▸ Given request
Copy every record below exactly.

Extracted data entries:
○ ○ ○
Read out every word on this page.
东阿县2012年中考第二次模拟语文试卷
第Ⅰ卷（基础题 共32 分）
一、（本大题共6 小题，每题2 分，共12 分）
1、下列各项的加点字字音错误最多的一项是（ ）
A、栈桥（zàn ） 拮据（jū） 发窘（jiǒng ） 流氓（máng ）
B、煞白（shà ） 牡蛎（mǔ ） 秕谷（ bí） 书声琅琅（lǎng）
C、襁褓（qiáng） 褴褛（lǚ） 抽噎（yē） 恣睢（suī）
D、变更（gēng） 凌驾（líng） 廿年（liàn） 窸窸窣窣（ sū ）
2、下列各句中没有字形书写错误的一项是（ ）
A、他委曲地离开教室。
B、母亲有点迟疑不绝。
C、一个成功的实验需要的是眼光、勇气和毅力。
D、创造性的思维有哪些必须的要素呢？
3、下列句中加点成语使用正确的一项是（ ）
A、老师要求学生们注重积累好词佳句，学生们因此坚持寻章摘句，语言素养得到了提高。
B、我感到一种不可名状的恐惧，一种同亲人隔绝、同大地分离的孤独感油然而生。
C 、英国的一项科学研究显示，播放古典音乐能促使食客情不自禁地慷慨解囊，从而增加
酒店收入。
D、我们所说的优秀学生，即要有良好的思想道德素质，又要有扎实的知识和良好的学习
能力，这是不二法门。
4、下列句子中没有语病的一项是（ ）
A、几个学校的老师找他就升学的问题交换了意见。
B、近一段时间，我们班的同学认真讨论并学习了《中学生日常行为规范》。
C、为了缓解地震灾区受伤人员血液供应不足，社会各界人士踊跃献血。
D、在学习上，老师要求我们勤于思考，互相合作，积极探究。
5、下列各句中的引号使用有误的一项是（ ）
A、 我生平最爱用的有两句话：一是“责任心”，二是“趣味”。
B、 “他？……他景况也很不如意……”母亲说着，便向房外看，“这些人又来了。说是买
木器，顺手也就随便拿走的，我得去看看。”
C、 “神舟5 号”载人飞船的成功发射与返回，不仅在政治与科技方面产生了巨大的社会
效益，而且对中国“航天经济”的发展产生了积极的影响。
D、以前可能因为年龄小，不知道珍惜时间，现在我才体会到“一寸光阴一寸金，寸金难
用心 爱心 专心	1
○ ○ ○
▸ Solved problem
Read out every word on this page.
东阿县2012年中考第二次模拟语文试卷
第Ⅰ卷（基础题 共32 分）
一、（本大题共6 小题，每题2 分，共12 分）
1、下列各项的加点字字音错误最多的一项是（ ）
A、栈桥（zàn ） 拮据（jū） 发窘（jiǒng ） 流氓（máng ）
B、煞白（shà ） 牡蛎（mǔ ） 秕谷（ bí） 书声琅琅（lǎng）
C、襁褓（qiáng） 褴褛（lǚ） 抽噎（yē） 恣睢（suī）
D、变更（gēng） 凌驾（líng） 廿年（liàn） 窸窸窣窣（ sū ）
2、下列各句中没有字形书写错误的一项是（ ）
A、他委曲地离开教室。
B、母亲有点迟疑不绝。
C、一个成功的实验需要的是眼光、勇气和毅力。
D、创造性的思维有哪些必须的要素呢？
3、下列句中加点成语使用正确的一项是（ ）
A、老师要求学生们注重积累好词佳句，学生们因此坚持寻章摘句，语言素养得到了提高。
B、我感到一种不可名状的恐惧，一种同亲人隔绝、同大地分离的孤独感油然而生。
C 、英国的一项科学研究显示，播放古典音乐能促使食客情不自禁地慷慨解囊，从而增加
酒店收入。
D、我们所说的优秀学生，即要有良好的思想道德素质，又要有扎实的知识和良好的学习
能力，这是不二法门。
4、下列句子中没有语病的一项是（ ）
A、几个学校的老师找他就升学的问题交换了意见。
B、近一段时间，我们班的同学认真讨论并学习了《中学生日常行为规范》。
C、为了缓解地震灾区受伤人员血液供应不足，社会各界人士踊跃献血。
D、在学习上，老师要求我们勤于思考，互相合作，积极探究。
5、下列各句中的引号使用有误的一项是（ ）
A、 我生平最爱用的有两句话：一是“责任心”，二是“趣味”。
B、 “他？……他景况也很不如意……”母亲说着，便向房外看，“这些人又来了。说是买
木器，顺手也就随便拿走的，我得去看看。”
C、 “神舟5 号”载人飞船的成功发射与返回，不仅在政治与科技方面产生了巨大的社会
效益，而且对中国“航天经济”的发展产生了积极的影响。
D、以前可能因为年龄小，不知道珍惜时间，现在我才体会到“一寸光阴一寸金，寸金难
用心 爱心 专心	1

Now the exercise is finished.